• **Work instructions**
Please count the lines in the listing below where the word "kind" appears. Give the number only.

• **Data to use**
##############################

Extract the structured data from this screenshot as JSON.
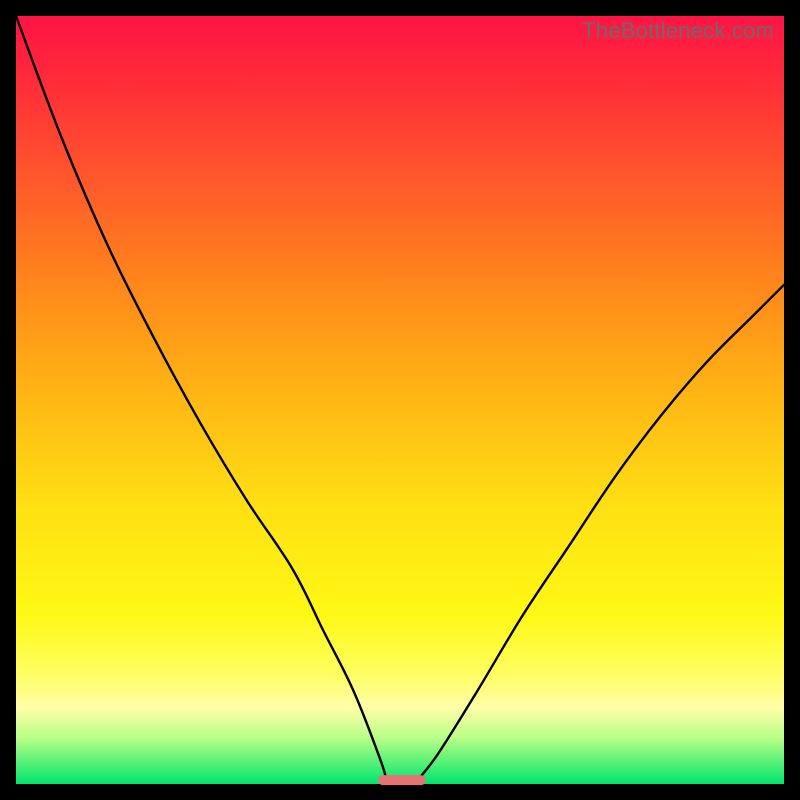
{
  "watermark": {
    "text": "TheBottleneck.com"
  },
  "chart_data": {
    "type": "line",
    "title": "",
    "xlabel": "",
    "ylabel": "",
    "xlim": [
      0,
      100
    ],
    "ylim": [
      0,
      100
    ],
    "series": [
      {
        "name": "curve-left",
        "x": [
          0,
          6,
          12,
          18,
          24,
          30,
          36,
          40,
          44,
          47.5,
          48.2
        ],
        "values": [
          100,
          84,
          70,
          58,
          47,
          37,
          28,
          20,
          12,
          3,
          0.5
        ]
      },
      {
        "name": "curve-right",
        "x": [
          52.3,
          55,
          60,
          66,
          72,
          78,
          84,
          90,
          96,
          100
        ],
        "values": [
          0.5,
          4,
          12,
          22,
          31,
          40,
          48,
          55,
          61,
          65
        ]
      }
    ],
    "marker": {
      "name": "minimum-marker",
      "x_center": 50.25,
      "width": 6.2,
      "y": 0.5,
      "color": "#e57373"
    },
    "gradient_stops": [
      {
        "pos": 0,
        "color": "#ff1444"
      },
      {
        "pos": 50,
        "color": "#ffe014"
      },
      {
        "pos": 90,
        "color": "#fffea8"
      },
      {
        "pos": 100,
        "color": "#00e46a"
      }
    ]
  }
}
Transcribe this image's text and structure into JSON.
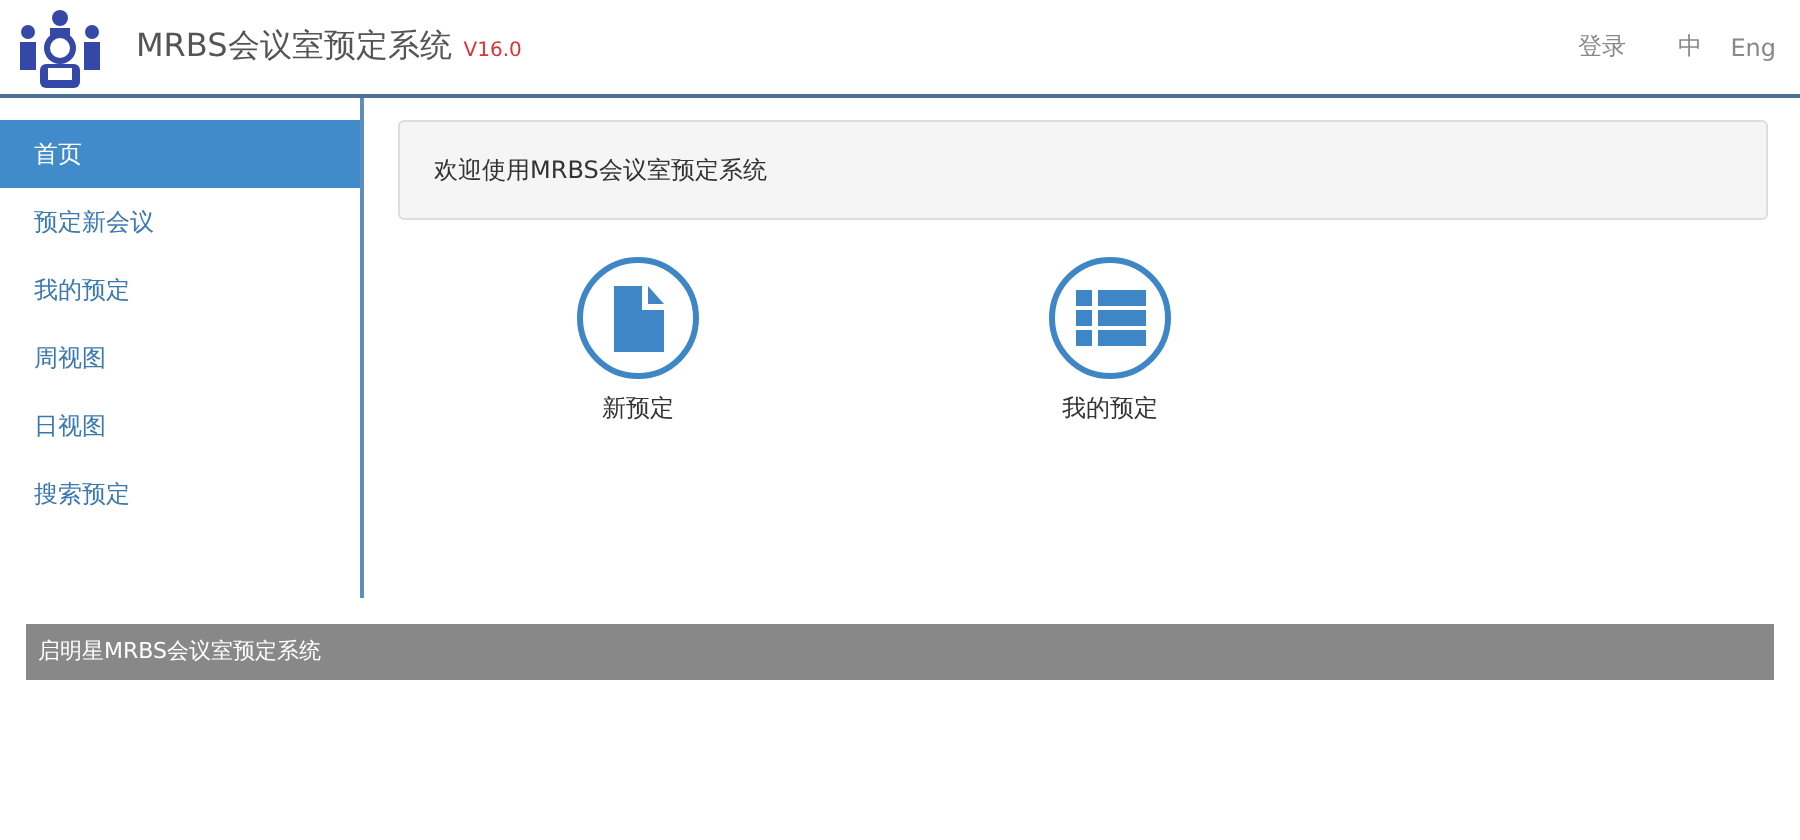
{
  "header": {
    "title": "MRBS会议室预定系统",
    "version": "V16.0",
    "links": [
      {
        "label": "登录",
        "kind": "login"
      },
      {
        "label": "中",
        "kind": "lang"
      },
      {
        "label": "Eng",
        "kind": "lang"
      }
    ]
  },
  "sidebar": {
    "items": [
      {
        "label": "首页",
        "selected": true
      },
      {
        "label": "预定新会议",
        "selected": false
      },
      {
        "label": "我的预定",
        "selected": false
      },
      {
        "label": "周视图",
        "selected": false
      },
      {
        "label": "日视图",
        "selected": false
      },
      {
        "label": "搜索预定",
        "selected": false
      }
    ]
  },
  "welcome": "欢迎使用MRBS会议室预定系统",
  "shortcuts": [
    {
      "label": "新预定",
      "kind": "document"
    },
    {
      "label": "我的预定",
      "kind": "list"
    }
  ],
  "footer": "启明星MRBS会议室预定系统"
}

##############################

• **Full answer**
5